▶ _GIVEN ENTRIES_
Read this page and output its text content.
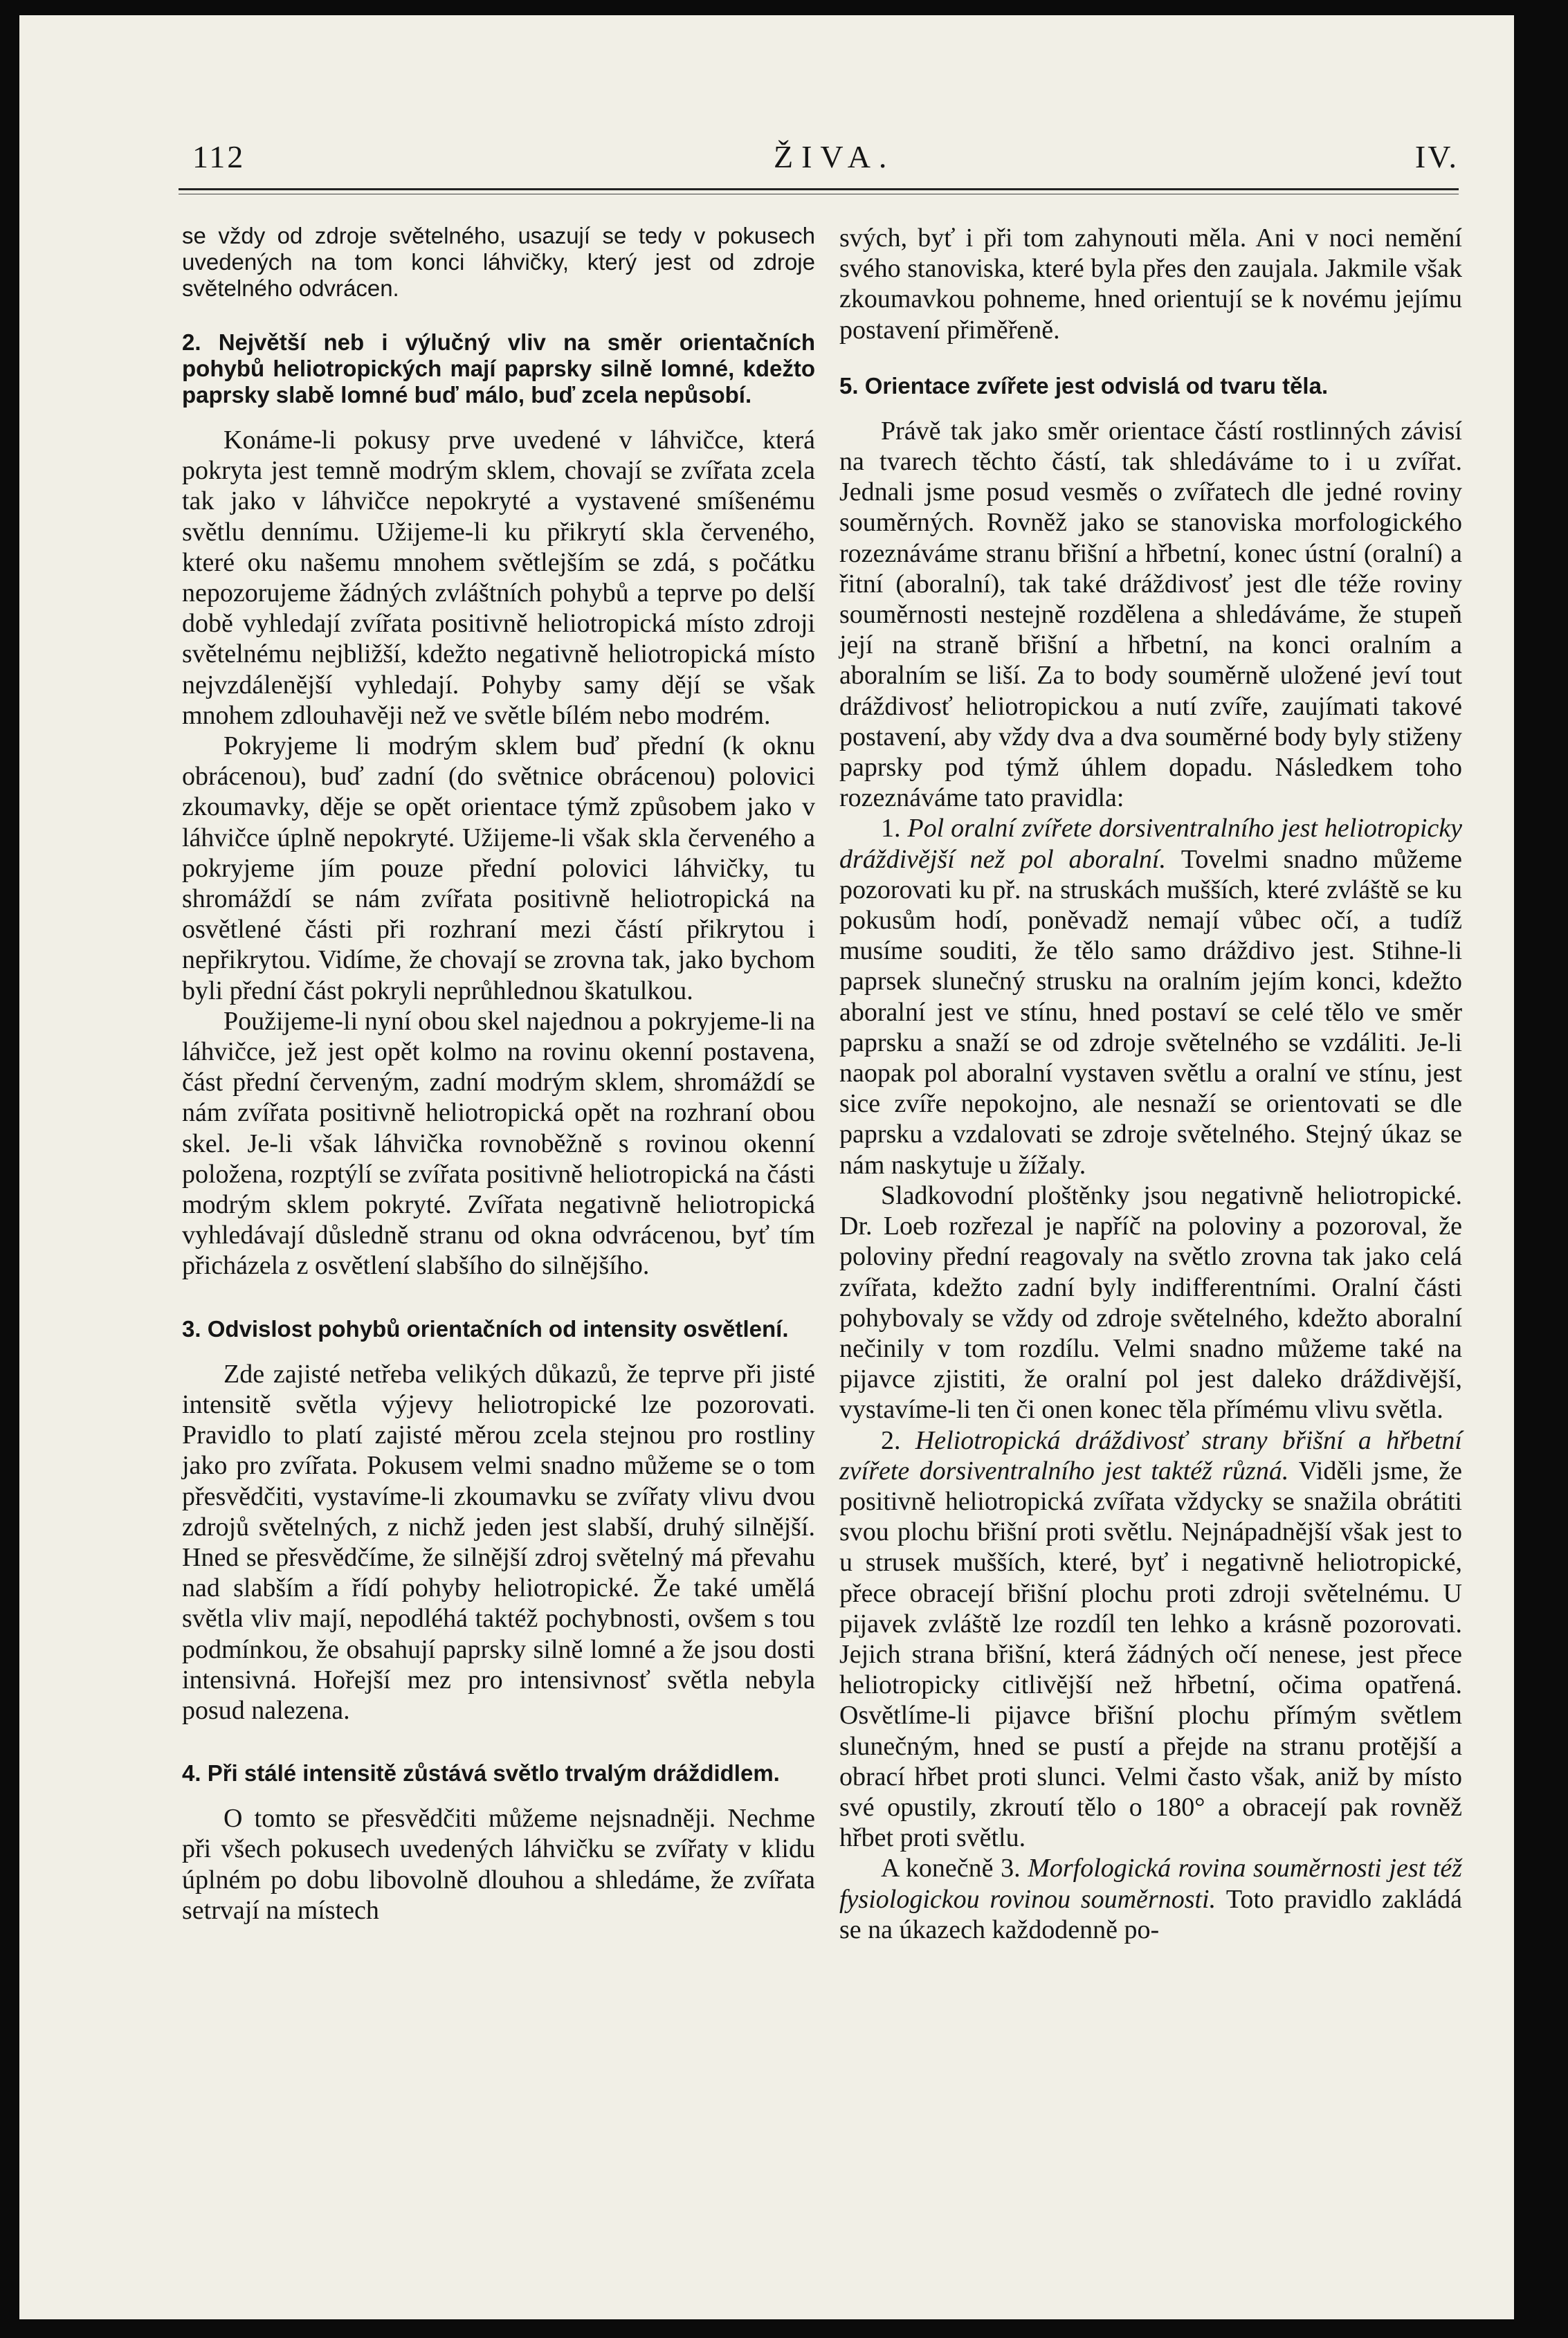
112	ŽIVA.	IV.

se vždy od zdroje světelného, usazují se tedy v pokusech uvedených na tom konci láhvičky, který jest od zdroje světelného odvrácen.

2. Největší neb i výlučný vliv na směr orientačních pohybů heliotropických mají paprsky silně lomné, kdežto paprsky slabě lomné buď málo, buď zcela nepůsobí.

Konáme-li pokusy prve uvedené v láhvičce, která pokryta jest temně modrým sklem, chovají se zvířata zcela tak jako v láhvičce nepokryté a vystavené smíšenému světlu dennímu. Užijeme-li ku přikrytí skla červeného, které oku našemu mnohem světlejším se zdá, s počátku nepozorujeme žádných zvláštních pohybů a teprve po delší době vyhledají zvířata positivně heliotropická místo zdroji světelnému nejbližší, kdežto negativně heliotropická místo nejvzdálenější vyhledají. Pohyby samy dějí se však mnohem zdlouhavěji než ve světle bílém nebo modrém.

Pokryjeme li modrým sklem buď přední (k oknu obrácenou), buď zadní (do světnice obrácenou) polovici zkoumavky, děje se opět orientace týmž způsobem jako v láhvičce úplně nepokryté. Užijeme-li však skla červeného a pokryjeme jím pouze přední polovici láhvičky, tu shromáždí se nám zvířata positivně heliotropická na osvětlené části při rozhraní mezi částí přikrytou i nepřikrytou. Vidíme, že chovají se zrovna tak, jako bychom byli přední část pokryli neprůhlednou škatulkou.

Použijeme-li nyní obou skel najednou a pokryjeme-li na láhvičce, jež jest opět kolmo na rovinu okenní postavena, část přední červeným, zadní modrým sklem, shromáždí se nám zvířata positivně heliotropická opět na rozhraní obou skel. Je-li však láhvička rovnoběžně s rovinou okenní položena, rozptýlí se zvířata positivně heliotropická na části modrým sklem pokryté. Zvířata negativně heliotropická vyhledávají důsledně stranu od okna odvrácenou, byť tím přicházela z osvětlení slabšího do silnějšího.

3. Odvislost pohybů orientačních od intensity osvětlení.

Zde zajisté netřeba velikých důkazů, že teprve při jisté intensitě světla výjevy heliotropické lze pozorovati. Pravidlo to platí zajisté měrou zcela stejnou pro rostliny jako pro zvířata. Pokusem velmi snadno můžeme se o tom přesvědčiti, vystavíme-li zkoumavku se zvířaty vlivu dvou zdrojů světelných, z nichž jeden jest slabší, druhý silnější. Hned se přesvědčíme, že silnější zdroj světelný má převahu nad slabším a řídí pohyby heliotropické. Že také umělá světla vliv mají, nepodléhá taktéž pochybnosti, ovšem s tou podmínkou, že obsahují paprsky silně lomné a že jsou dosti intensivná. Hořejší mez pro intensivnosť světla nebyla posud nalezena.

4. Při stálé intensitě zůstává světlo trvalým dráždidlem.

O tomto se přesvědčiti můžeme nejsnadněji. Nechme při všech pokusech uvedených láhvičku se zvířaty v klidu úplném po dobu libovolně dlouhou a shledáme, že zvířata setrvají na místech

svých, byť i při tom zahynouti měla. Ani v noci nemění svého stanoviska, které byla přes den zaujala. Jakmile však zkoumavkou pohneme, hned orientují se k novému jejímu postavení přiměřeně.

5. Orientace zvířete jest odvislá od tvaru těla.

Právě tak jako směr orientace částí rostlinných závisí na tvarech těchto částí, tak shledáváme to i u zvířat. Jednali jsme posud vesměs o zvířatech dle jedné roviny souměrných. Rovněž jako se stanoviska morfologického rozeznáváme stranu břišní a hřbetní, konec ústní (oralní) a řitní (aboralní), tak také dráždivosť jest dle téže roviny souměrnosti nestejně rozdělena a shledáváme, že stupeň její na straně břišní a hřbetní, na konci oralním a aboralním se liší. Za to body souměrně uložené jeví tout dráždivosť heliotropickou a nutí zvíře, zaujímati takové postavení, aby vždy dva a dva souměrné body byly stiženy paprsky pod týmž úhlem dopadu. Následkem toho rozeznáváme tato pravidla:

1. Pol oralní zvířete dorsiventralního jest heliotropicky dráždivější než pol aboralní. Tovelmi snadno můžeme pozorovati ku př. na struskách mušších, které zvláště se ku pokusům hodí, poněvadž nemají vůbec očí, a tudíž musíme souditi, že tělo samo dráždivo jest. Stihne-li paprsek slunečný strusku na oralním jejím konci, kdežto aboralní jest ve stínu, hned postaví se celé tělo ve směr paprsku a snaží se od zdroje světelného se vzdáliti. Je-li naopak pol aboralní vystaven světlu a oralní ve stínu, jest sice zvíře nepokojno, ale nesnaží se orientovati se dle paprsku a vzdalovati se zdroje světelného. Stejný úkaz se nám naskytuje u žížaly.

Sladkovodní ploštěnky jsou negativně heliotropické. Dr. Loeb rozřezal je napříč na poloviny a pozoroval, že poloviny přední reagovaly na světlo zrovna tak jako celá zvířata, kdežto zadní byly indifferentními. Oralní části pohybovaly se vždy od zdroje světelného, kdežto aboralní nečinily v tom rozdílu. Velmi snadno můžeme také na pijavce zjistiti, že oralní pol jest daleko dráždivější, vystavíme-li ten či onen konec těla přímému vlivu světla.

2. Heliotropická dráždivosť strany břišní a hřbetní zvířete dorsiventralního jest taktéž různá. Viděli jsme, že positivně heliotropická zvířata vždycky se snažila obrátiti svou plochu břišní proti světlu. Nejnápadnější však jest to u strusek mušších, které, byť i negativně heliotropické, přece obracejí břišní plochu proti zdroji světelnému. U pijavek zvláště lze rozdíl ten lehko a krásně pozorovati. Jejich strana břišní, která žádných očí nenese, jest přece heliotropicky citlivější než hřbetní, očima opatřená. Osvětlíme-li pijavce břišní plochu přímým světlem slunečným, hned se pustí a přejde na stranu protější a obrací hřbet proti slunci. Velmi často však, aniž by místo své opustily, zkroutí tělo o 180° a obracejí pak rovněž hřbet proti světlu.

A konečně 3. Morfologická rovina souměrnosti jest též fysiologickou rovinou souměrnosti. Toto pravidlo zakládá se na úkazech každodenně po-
...
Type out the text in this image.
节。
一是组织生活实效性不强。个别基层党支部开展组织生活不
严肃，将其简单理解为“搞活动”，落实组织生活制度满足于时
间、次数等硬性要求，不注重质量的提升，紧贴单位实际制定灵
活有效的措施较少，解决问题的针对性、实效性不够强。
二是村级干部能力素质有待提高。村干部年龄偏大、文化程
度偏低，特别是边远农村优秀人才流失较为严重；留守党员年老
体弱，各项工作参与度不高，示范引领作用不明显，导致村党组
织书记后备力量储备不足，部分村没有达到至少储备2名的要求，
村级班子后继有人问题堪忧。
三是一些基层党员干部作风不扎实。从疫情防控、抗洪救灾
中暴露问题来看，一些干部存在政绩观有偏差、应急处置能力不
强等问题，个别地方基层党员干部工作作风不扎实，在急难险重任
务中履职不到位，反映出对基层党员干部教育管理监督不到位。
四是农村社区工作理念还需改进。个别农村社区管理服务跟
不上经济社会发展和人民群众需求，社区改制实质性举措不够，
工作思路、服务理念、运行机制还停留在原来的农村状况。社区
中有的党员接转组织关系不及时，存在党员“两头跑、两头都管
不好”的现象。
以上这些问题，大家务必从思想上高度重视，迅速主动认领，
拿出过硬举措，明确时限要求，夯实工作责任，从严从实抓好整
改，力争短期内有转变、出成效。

▶ _WORK TO COMPLETE_
Go through the entries above and pull out each line with "pohybů" in it.

▶ _WRITTEN RESPONSE_
2. Největší neb i výlučný vliv na směr orientačních pohybů heliotropických mají paprsky silně lomné, kdežto paprsky slabě lomné buď málo, buď zcela nepůsobí.
Konáme-li pokusy prve uvedené v láhvičce, která pokryta jest temně modrým sklem, chovají se zvířata zcela tak jako v láhvičce nepokryté a vystavené smíšenému světlu dennímu. Užijeme-li ku přikrytí skla červeného, které oku našemu mnohem světlejším se zdá, s počátku nepozorujeme žádných zvláštních pohybů a teprve po delší době vyhledají zvířata positivně heliotropická místo zdroji světelnému nejbližší, kdežto negativně heliotropická místo nejvzdálenější vyhledají. Pohyby samy dějí se však mnohem zdlouhavěji než ve světle bílém nebo modrém.
3. Odvislost pohybů orientačních od intensity osvětlení.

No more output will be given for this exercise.